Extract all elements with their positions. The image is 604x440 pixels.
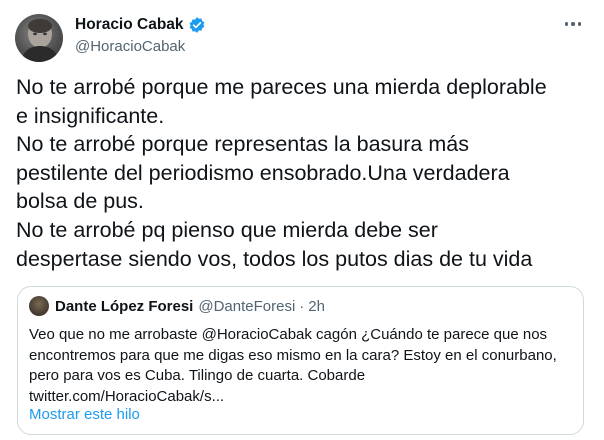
show-thread-link[interactable]: Mostrar este hilo <box>29 406 140 423</box>
author-handle[interactable]: @HoracioCabak <box>75 38 206 55</box>
author-avatar[interactable] <box>15 14 63 62</box>
quoted-author-avatar[interactable] <box>29 296 49 316</box>
separator-dot: · <box>299 297 305 315</box>
author-info: Horacio Cabak @HoracioCabak <box>75 15 206 55</box>
more-dots-icon[interactable] <box>560 14 586 34</box>
author-display-name[interactable]: Horacio Cabak <box>75 16 184 34</box>
quoted-tweet[interactable]: Dante López Foresi @DanteForesi · 2h Veo… <box>17 286 584 435</box>
quoted-author-display-name: Dante López Foresi <box>55 297 194 315</box>
quoted-author-handle: @DanteForesi <box>198 297 296 315</box>
verified-badge-icon <box>188 16 206 34</box>
tweet-card: Horacio Cabak @HoracioCabak No te arrobé… <box>0 0 604 440</box>
quoted-tweet-header: Dante López Foresi @DanteForesi · 2h <box>55 296 325 316</box>
quoted-tweet-timestamp[interactable]: 2h <box>308 298 325 315</box>
tweet-text: No te arrobé porque me pareces una mierd… <box>16 75 547 271</box>
quoted-tweet-text: Veo que no me arrobaste @HoracioCabak ca… <box>29 326 557 405</box>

──────────────────────────────

- WHAT TO DO -
Copy all of the data above line for line, without any changes, and leave the pictures out.

- COMPLETED EXERCISE -
Extract all elements with their positions. The image is 604x440 pixels.
show-thread-link[interactable]: Mostrar este hilo <box>29 406 140 423</box>
author-handle[interactable]: @HoracioCabak <box>75 38 206 55</box>
author-avatar[interactable] <box>15 14 63 62</box>
quoted-author-avatar[interactable] <box>29 296 49 316</box>
separator-dot: · <box>299 297 305 315</box>
author-info: Horacio Cabak @HoracioCabak <box>75 15 206 55</box>
more-dots-icon[interactable] <box>560 14 586 34</box>
author-display-name[interactable]: Horacio Cabak <box>75 16 184 34</box>
quoted-tweet[interactable]: Dante López Foresi @DanteForesi · 2h Veo… <box>17 286 584 435</box>
quoted-author-display-name: Dante López Foresi <box>55 297 194 315</box>
quoted-author-handle: @DanteForesi <box>198 297 296 315</box>
verified-badge-icon <box>188 16 206 34</box>
tweet-card: Horacio Cabak @HoracioCabak No te arrobé… <box>0 0 604 440</box>
quoted-tweet-header: Dante López Foresi @DanteForesi · 2h <box>55 296 325 316</box>
quoted-tweet-timestamp[interactable]: 2h <box>308 298 325 315</box>
tweet-text: No te arrobé porque me pareces una mierd… <box>16 75 547 271</box>
quoted-tweet-text: Veo que no me arrobaste @HoracioCabak ca… <box>29 326 557 405</box>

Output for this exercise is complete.